— start Given entries —
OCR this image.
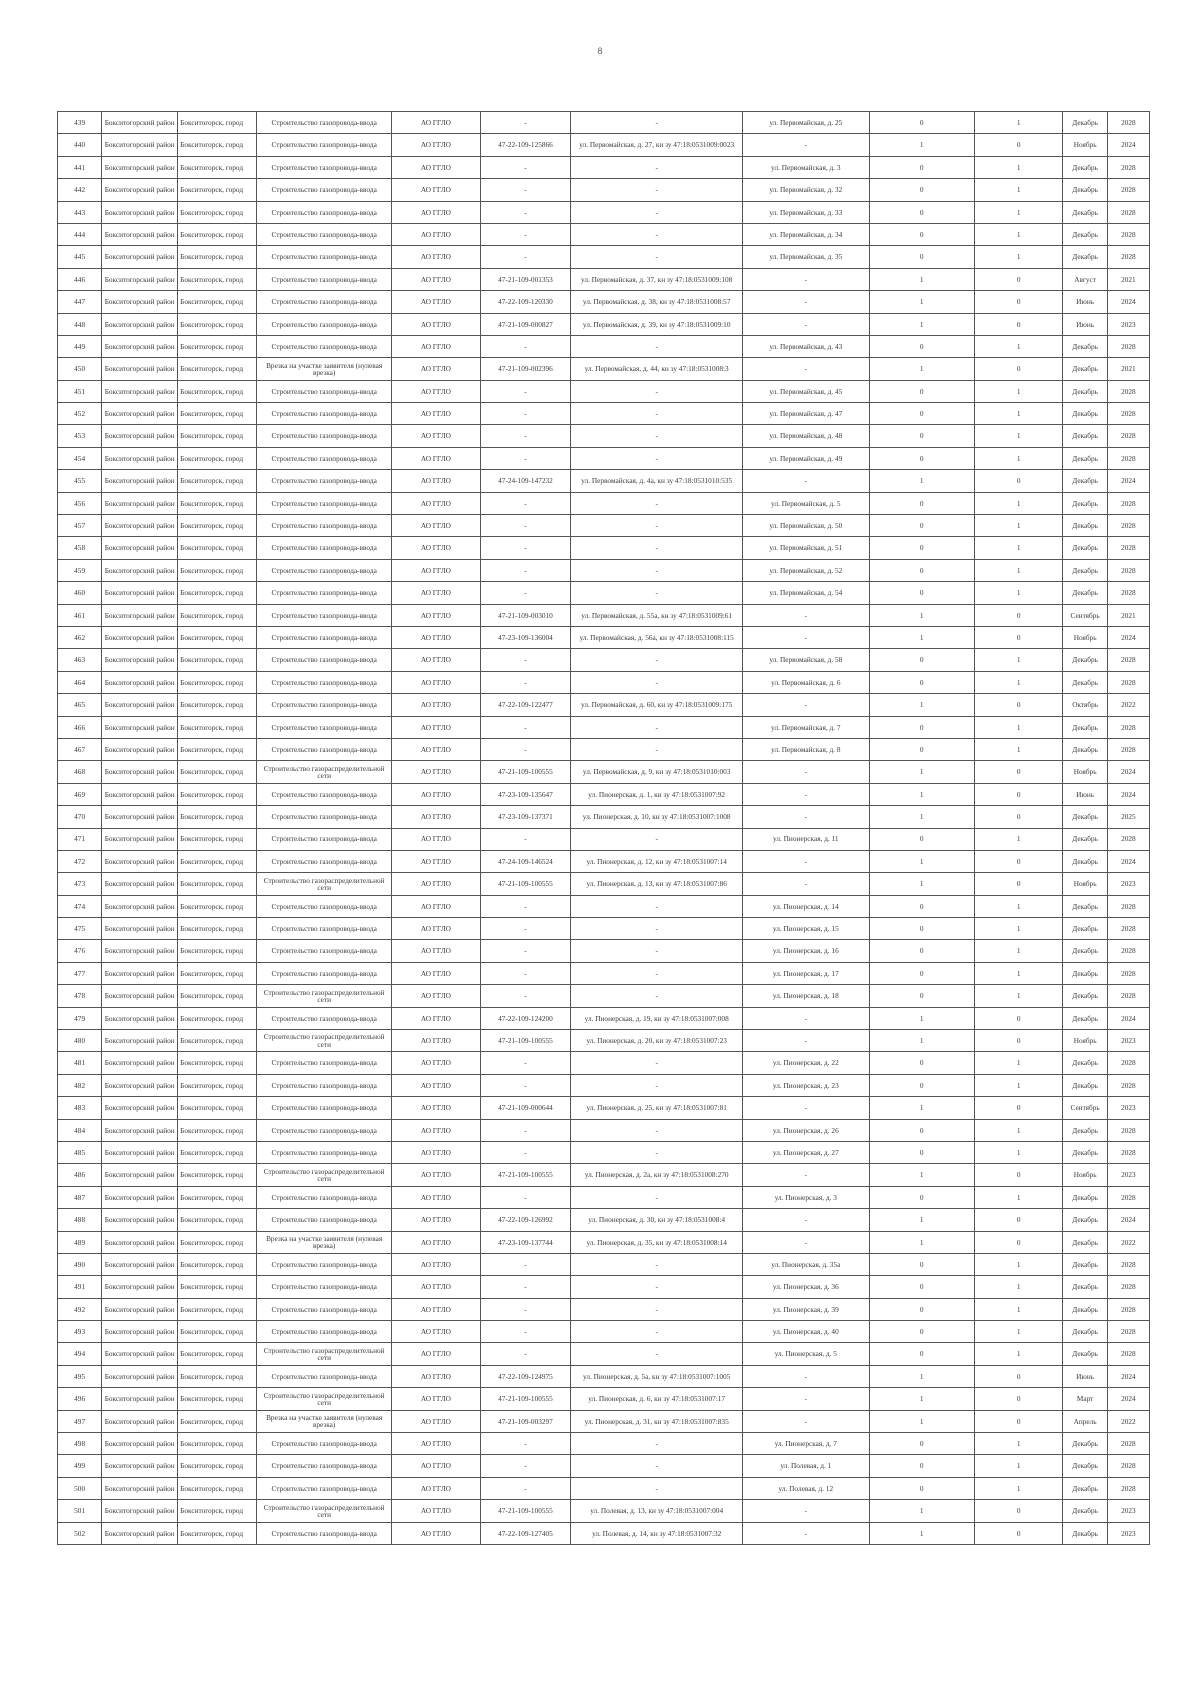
8
439	Бокситогорский район	Бокситогорск, город	Строительство газопровода-ввода	АО ГГЛО	-	-	ул. Первомайская, д. 25	0	1	Декабрь	2028
440	Бокситогорский район	Бокситогорск, город	Строительство газопровода-ввода	АО ГГЛО	47-22-109-125866	ул. Первомайская, д. 27, кн зу 47:18:0531009:0023	-	1	0	Ноябрь	2024
441	Бокситогорский район	Бокситогорск, город	Строительство газопровода-ввода	АО ГГЛО	-	-	ул. Первомайская, д. 3	0	1	Декабрь	2028
442	Бокситогорский район	Бокситогорск, город	Строительство газопровода-ввода	АО ГГЛО	-	-	ул. Первомайская, д. 32	0	1	Декабрь	2028
443	Бокситогорский район	Бокситогорск, город	Строительство газопровода-ввода	АО ГГЛО	-	-	ул. Первомайская, д. 33	0	1	Декабрь	2028
444	Бокситогорский район	Бокситогорск, город	Строительство газопровода-ввода	АО ГГЛО	-	-	ул. Первомайская, д. 34	0	1	Декабрь	2028
445	Бокситогорский район	Бокситогорск, город	Строительство газопровода-ввода	АО ГГЛО	-	-	ул. Первомайская, д. 35	0	1	Декабрь	2028
446	Бокситогорский район	Бокситогорск, город	Строительство газопровода-ввода	АО ГГЛО	47-21-109-001353	ул. Первомайская, д. 37, кн зу 47:18:0531009:108	-	1	0	Август	2021
447	Бокситогорский район	Бокситогорск, город	Строительство газопровода-ввода	АО ГГЛО	47-22-109-120330	ул. Первомайская, д. 38, кн зу 47:18:0531008:57	-	1	0	Июнь	2024
448	Бокситогорский район	Бокситогорск, город	Строительство газопровода-ввода	АО ГГЛО	47-21-109-000827	ул. Первомайская, д. 39, кн зу 47:18:0531009:10	-	1	0	Июнь	2023
449	Бокситогорский район	Бокситогорск, город	Строительство газопровода-ввода	АО ГГЛО	-	-	ул. Первомайская, д. 43	0	1	Декабрь	2028
450	Бокситогорский район	Бокситогорск, город	Врезка на участке заявителя (нулевая врезка)	АО ГГЛО	47-21-109-002396	ул. Первомайская, д. 44, кн зу 47:18:0531008:3	-	1	0	Декабрь	2021
451	Бокситогорский район	Бокситогорск, город	Строительство газопровода-ввода	АО ГГЛО	-	-	ул. Первомайская, д. 45	0	1	Декабрь	2028
452	Бокситогорский район	Бокситогорск, город	Строительство газопровода-ввода	АО ГГЛО	-	-	ул. Первомайская, д. 47	0	1	Декабрь	2028
453	Бокситогорский район	Бокситогорск, город	Строительство газопровода-ввода	АО ГГЛО	-	-	ул. Первомайская, д. 48	0	1	Декабрь	2028
454	Бокситогорский район	Бокситогорск, город	Строительство газопровода-ввода	АО ГГЛО	-	-	ул. Первомайская, д. 49	0	1	Декабрь	2028
455	Бокситогорский район	Бокситогорск, город	Строительство газопровода-ввода	АО ГГЛО	47-24-109-147232	ул. Первомайская, д. 4а, кн зу 47:18:0531010:535	-	1	0	Декабрь	2024
456	Бокситогорский район	Бокситогорск, город	Строительство газопровода-ввода	АО ГГЛО	-	-	ул. Первомайская, д. 5	0	1	Декабрь	2028
457	Бокситогорский район	Бокситогорск, город	Строительство газопровода-ввода	АО ГГЛО	-	-	ул. Первомайская, д. 50	0	1	Декабрь	2028
458	Бокситогорский район	Бокситогорск, город	Строительство газопровода-ввода	АО ГГЛО	-	-	ул. Первомайская, д. 51	0	1	Декабрь	2028
459	Бокситогорский район	Бокситогорск, город	Строительство газопровода-ввода	АО ГГЛО	-	-	ул. Первомайская, д. 52	0	1	Декабрь	2028
460	Бокситогорский район	Бокситогорск, город	Строительство газопровода-ввода	АО ГГЛО	-	-	ул. Первомайская, д. 54	0	1	Декабрь	2028
461	Бокситогорский район	Бокситогорск, город	Строительство газопровода-ввода	АО ГГЛО	47-21-109-003010	ул. Первомайская, д. 55а, кн зу 47:18:0531009:61	-	1	0	Сентябрь	2021
462	Бокситогорский район	Бокситогорск, город	Строительство газопровода-ввода	АО ГГЛО	47-23-109-136004	ул. Первомайская, д. 56а, кн зу 47:18:0531008:115	-	1	0	Ноябрь	2024
463	Бокситогорский район	Бокситогорск, город	Строительство газопровода-ввода	АО ГГЛО	-	-	ул. Первомайская, д. 58	0	1	Декабрь	2028
464	Бокситогорский район	Бокситогорск, город	Строительство газопровода-ввода	АО ГГЛО	-	-	ул. Первомайская, д. 6	0	1	Декабрь	2028
465	Бокситогорский район	Бокситогорск, город	Строительство газопровода-ввода	АО ГГЛО	47-22-109-122477	ул. Первомайская, д. 60, кн зу 47:18:0531009:175	-	1	0	Октябрь	2022
466	Бокситогорский район	Бокситогорск, город	Строительство газопровода-ввода	АО ГГЛО	-	-	ул. Первомайская, д. 7	0	1	Декабрь	2028
467	Бокситогорский район	Бокситогорск, город	Строительство газопровода-ввода	АО ГГЛО	-	-	ул. Первомайская, д. 8	0	1	Декабрь	2028
468	Бокситогорский район	Бокситогорск, город	Строительство газораспределительной сети	АО ГГЛО	47-21-109-100555	ул. Первомайская, д. 9, кн зу 47:18:0531010:003	-	1	0	Ноябрь	2024
469	Бокситогорский район	Бокситогорск, город	Строительство газопровода-ввода	АО ГГЛО	47-23-109-135647	ул. Пионерская, д. 1, кн зу 47:18:0531007:92	-	1	0	Июнь	2024
470	Бокситогорский район	Бокситогорск, город	Строительство газопровода-ввода	АО ГГЛО	47-23-109-137371	ул. Пионерская, д. 10, кн зу 47:18:0531007:1008	-	1	0	Декабрь	2025
471	Бокситогорский район	Бокситогорск, город	Строительство газопровода-ввода	АО ГГЛО	-	-	ул. Пионерская, д. 11	0	1	Декабрь	2028
472	Бокситогорский район	Бокситогорск, город	Строительство газопровода-ввода	АО ГГЛО	47-24-109-146524	ул. Пионерская, д. 12, кн зу 47:18:0531007:14	-	1	0	Декабрь	2024
473	Бокситогорский район	Бокситогорск, город	Строительство газораспределительной сети	АО ГГЛО	47-21-109-100555	ул. Пионерская, д. 13, кн зу 47:18:0531007:86	-	1	0	Ноябрь	2023
474	Бокситогорский район	Бокситогорск, город	Строительство газопровода-ввода	АО ГГЛО	-	-	ул. Пионерская, д. 14	0	1	Декабрь	2028
475	Бокситогорский район	Бокситогорск, город	Строительство газопровода-ввода	АО ГГЛО	-	-	ул. Пионерская, д. 15	0	1	Декабрь	2028
476	Бокситогорский район	Бокситогорск, город	Строительство газопровода-ввода	АО ГГЛО	-	-	ул. Пионерская, д. 16	0	1	Декабрь	2028
477	Бокситогорский район	Бокситогорск, город	Строительство газопровода-ввода	АО ГГЛО	-	-	ул. Пионерская, д. 17	0	1	Декабрь	2028
478	Бокситогорский район	Бокситогорск, город	Строительство газораспределительной сети	АО ГГЛО	-	-	ул. Пионерская, д. 18	0	1	Декабрь	2028
479	Бокситогорский район	Бокситогорск, город	Строительство газопровода-ввода	АО ГГЛО	47-22-109-124200	ул. Пионерская, д. 19, кн зу 47:18:0531007:008	-	1	0	Декабрь	2024
480	Бокситогорский район	Бокситогорск, город	Строительство газораспределительной сети	АО ГГЛО	47-21-109-100555	ул. Пионерская, д. 20, кн зу 47:18:0531007:23	-	1	0	Ноябрь	2023
481	Бокситогорский район	Бокситогорск, город	Строительство газопровода-ввода	АО ГГЛО	-	-	ул. Пионерская, д. 22	0	1	Декабрь	2028
482	Бокситогорский район	Бокситогорск, город	Строительство газопровода-ввода	АО ГГЛО	-	-	ул. Пионерская, д. 23	0	1	Декабрь	2028
483	Бокситогорский район	Бокситогорск, город	Строительство газопровода-ввода	АО ГГЛО	47-21-109-000644	ул. Пионерская, д. 25, кн зу 47:18:0531007:81	-	1	0	Сентябрь	2023
484	Бокситогорский район	Бокситогорск, город	Строительство газопровода-ввода	АО ГГЛО	-	-	ул. Пионерская, д. 26	0	1	Декабрь	2028
485	Бокситогорский район	Бокситогорск, город	Строительство газопровода-ввода	АО ГГЛО	-	-	ул. Пионерская, д. 27	0	1	Декабрь	2028
486	Бокситогорский район	Бокситогорск, город	Строительство газораспределительной сети	АО ГГЛО	47-21-109-100555	ул. Пионерская, д. 2а, кн зу 47:18:0531008:270	-	1	0	Ноябрь	2023
487	Бокситогорский район	Бокситогорск, город	Строительство газопровода-ввода	АО ГГЛО	-	-	ул. Пионерская, д. 3	0	1	Декабрь	2028
488	Бокситогорский район	Бокситогорск, город	Строительство газопровода-ввода	АО ГГЛО	47-22-109-126992	ул. Пионерская, д. 30, кн зу 47:18:0531008:4	-	1	0	Декабрь	2024
489	Бокситогорский район	Бокситогорск, город	Врезка на участке заявителя (нулевая врезка)	АО ГГЛО	47-23-109-137744	ул. Пионерская, д. 35, кн зу 47:18:0531008:14	-	1	0	Декабрь	2022
490	Бокситогорский район	Бокситогорск, город	Строительство газопровода-ввода	АО ГГЛО	-	-	ул. Пионерская, д. 35а	0	1	Декабрь	2028
491	Бокситогорский район	Бокситогорск, город	Строительство газопровода-ввода	АО ГГЛО	-	-	ул. Пионерская, д. 36	0	1	Декабрь	2028
492	Бокситогорский район	Бокситогорск, город	Строительство газопровода-ввода	АО ГГЛО	-	-	ул. Пионерская, д. 39	0	1	Декабрь	2028
493	Бокситогорский район	Бокситогорск, город	Строительство газопровода-ввода	АО ГГЛО	-	-	ул. Пионерская, д. 40	0	1	Декабрь	2028
494	Бокситогорский район	Бокситогорск, город	Строительство газораспределительной сети	АО ГГЛО	-	-	ул. Пионерская, д. 5	0	1	Декабрь	2028
495	Бокситогорский район	Бокситогорск, город	Строительство газопровода-ввода	АО ГГЛО	47-22-109-124975	ул. Пионерская, д. 5а, кн зу 47:18:0531007:1005	-	1	0	Июнь	2024
496	Бокситогорский район	Бокситогорск, город	Строительство газораспределительной сети	АО ГГЛО	47-21-109-100555	ул. Пионерская, д. 6, кн зу 47:18:0531007:17	-	1	0	Март	2024
497	Бокситогорский район	Бокситогорск, город	Врезка на участке заявителя (нулевая врезка)	АО ГГЛО	47-21-109-003297	ул. Пионерская, д. 31, кн зу 47:18:0531007:835	-	1	0	Апрель	2022
498	Бокситогорский район	Бокситогорск, город	Строительство газопровода-ввода	АО ГГЛО	-	-	ул. Пионерская, д. 7	0	1	Декабрь	2028
499	Бокситогорский район	Бокситогорск, город	Строительство газопровода-ввода	АО ГГЛО	-	-	ул. Полевая, д. 1	0	1	Декабрь	2028
500	Бокситогорский район	Бокситогорск, город	Строительство газопровода-ввода	АО ГГЛО	-	-	ул. Полевая, д. 12	0	1	Декабрь	2028
501	Бокситогорский район	Бокситогорск, город	Строительство газораспределительной сети	АО ГГЛО	47-21-109-100555	ул. Полевая, д. 13, кн зу 47:18:0531007:004	-	1	0	Декабрь	2023
502	Бокситогорский район	Бокситогорск, город	Строительство газопровода-ввода	АО ГГЛО	47-22-109-127405	ул. Полевая, д. 14, кн зу 47:18:0531007:32	-	1	0	Декабрь	2023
— end Given entries —
- Work to do: Each line in the material either holds the string "Врезка" or does not. State how many do, and nothing else.

- In response: 3